Pull every line that holds the word "swatch" from the entries.

> _RECORDED DATA_
********
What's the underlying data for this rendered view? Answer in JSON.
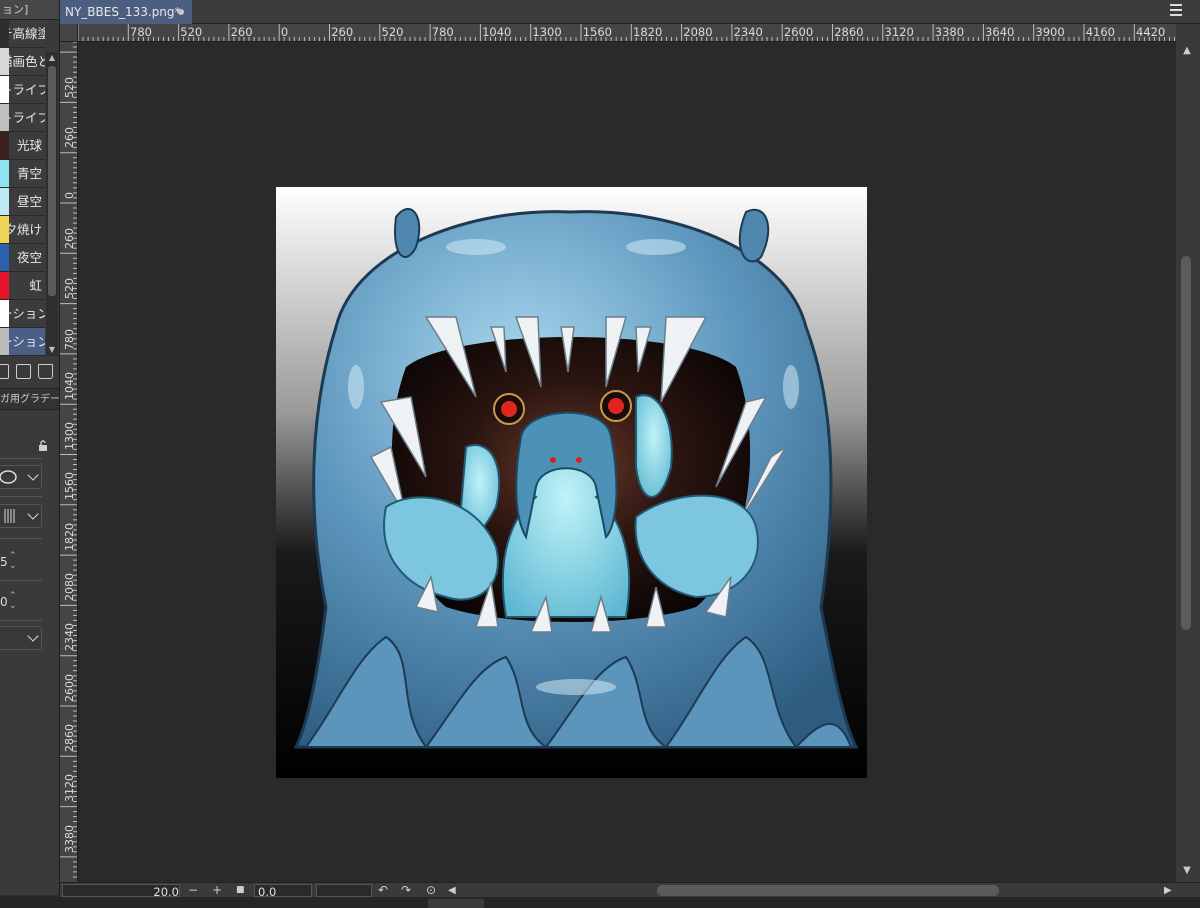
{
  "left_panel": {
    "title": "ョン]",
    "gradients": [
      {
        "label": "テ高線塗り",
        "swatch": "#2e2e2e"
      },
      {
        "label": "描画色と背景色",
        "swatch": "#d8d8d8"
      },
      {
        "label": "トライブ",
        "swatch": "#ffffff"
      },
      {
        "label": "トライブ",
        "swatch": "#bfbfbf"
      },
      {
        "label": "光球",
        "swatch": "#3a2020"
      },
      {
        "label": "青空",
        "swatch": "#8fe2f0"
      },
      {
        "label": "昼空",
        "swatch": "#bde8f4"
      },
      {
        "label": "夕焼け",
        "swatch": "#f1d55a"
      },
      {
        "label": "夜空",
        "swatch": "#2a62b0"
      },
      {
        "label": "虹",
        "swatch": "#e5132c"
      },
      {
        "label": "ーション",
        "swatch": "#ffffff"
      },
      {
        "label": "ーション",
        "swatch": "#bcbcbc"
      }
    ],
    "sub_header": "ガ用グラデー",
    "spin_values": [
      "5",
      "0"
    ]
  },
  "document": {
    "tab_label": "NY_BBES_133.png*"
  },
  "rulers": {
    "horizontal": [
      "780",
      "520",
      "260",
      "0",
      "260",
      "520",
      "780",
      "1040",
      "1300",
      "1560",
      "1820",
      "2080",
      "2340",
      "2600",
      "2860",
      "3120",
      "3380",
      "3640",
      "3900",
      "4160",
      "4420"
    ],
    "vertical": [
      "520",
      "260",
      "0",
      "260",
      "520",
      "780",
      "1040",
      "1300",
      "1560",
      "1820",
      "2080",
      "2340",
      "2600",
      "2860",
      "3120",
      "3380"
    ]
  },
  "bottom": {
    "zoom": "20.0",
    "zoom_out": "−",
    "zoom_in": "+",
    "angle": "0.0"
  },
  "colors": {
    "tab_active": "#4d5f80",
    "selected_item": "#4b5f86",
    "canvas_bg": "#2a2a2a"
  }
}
********
> _OUTPUT OF THE EXERCISE_
        "swatch": "#2e2e2e"
        "swatch": "#d8d8d8"
        "swatch": "#ffffff"
        "swatch": "#bfbfbf"
        "swatch": "#3a2020"
        "swatch": "#8fe2f0"
        "swatch": "#bde8f4"
        "swatch": "#f1d55a"
        "swatch": "#2a62b0"
        "swatch": "#e5132c"
        "swatch": "#ffffff"
        "swatch": "#bcbcbc"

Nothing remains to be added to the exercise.